## RAW DATA
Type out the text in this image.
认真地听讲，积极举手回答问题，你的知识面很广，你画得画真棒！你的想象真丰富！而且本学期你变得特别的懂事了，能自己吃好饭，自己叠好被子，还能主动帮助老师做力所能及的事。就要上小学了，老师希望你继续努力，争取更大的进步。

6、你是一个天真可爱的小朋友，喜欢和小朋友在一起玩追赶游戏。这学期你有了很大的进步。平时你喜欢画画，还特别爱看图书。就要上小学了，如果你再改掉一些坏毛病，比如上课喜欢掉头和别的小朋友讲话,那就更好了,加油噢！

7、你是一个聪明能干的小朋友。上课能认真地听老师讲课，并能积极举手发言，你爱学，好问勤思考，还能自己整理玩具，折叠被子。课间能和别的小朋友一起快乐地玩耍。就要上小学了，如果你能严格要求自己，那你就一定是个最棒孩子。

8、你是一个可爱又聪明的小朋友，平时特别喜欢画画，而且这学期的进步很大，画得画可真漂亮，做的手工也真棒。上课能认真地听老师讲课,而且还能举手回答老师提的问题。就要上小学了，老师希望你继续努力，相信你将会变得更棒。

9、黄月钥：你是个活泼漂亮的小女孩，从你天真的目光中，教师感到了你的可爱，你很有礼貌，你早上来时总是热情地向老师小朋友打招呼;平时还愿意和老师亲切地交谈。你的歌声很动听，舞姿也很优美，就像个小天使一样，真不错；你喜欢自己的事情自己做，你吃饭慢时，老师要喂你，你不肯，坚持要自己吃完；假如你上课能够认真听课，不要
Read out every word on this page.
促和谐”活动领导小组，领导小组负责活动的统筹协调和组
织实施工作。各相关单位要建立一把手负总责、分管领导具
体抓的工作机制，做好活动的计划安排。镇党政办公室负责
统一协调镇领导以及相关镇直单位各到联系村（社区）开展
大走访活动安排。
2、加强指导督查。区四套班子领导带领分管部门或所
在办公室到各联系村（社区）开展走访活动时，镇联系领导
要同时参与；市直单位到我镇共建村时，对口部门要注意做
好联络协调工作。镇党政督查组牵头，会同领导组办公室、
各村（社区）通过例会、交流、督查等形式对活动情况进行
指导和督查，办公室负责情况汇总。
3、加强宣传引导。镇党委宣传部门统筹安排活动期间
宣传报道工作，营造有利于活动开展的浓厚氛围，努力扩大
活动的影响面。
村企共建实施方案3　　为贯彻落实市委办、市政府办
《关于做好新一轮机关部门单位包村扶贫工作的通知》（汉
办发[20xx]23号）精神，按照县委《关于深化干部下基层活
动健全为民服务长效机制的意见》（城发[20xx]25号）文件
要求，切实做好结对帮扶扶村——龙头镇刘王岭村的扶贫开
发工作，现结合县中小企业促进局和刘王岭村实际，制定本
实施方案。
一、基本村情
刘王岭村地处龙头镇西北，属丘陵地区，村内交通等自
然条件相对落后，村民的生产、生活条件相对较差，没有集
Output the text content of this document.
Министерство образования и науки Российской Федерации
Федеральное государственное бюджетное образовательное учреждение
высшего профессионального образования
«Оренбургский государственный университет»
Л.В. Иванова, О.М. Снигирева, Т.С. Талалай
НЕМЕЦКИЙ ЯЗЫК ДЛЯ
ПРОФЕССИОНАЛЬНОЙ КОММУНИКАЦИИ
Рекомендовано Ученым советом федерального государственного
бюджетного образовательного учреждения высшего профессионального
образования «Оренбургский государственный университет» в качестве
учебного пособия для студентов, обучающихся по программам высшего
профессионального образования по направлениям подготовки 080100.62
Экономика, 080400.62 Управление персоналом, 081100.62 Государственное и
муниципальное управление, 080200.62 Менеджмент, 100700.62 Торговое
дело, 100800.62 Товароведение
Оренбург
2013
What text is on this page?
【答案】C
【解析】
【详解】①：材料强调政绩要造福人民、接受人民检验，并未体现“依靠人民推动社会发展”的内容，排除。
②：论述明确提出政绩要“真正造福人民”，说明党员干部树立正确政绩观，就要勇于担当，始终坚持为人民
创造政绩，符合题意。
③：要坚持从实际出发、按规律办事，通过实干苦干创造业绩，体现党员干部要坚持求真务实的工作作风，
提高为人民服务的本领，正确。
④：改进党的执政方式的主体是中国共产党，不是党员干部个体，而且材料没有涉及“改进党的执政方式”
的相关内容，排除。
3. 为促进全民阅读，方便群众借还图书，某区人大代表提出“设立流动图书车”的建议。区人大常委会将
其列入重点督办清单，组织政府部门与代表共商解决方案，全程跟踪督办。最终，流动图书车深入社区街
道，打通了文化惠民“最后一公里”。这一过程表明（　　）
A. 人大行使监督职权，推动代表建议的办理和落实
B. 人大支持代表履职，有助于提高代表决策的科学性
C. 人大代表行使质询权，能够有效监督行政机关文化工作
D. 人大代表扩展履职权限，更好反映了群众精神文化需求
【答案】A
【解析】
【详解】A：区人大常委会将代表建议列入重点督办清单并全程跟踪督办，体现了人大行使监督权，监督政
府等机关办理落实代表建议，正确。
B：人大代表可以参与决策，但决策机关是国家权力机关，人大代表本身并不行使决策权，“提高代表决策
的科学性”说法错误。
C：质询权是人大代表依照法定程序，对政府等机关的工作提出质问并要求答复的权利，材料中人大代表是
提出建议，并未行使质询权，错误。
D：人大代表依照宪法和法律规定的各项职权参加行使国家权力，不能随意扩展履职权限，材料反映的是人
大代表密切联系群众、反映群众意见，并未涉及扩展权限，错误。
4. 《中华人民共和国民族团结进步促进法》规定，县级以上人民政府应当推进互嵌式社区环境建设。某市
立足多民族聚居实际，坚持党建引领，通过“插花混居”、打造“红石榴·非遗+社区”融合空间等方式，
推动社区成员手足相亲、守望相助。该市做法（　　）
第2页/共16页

## WORK TO DO
Your task is to output exactly the lines running from the one with "What text is on this page?" through the final line of the material above, with both ends included.

## OUTPUT FOR THIS TASK
What text is on this page?
【答案】C
【解析】
【详解】①：材料强调政绩要造福人民、接受人民检验，并未体现“依靠人民推动社会发展”的内容，排除。
②：论述明确提出政绩要“真正造福人民”，说明党员干部树立正确政绩观，就要勇于担当，始终坚持为人民
创造政绩，符合题意。
③：要坚持从实际出发、按规律办事，通过实干苦干创造业绩，体现党员干部要坚持求真务实的工作作风，
提高为人民服务的本领，正确。
④：改进党的执政方式的主体是中国共产党，不是党员干部个体，而且材料没有涉及“改进党的执政方式”
的相关内容，排除。
3. 为促进全民阅读，方便群众借还图书，某区人大代表提出“设立流动图书车”的建议。区人大常委会将
其列入重点督办清单，组织政府部门与代表共商解决方案，全程跟踪督办。最终，流动图书车深入社区街
道，打通了文化惠民“最后一公里”。这一过程表明（　　）
A. 人大行使监督职权，推动代表建议的办理和落实
B. 人大支持代表履职，有助于提高代表决策的科学性
C. 人大代表行使质询权，能够有效监督行政机关文化工作
D. 人大代表扩展履职权限，更好反映了群众精神文化需求
【答案】A
【解析】
【详解】A：区人大常委会将代表建议列入重点督办清单并全程跟踪督办，体现了人大行使监督权，监督政
府等机关办理落实代表建议，正确。
B：人大代表可以参与决策，但决策机关是国家权力机关，人大代表本身并不行使决策权，“提高代表决策
的科学性”说法错误。
C：质询权是人大代表依照法定程序，对政府等机关的工作提出质问并要求答复的权利，材料中人大代表是
提出建议，并未行使质询权，错误。
D：人大代表依照宪法和法律规定的各项职权参加行使国家权力，不能随意扩展履职权限，材料反映的是人
大代表密切联系群众、反映群众意见，并未涉及扩展权限，错误。
4. 《中华人民共和国民族团结进步促进法》规定，县级以上人民政府应当推进互嵌式社区环境建设。某市
立足多民族聚居实际，坚持党建引领，通过“插花混居”、打造“红石榴·非遗+社区”融合空间等方式，
推动社区成员手足相亲、守望相助。该市做法（　　）
第2页/共16页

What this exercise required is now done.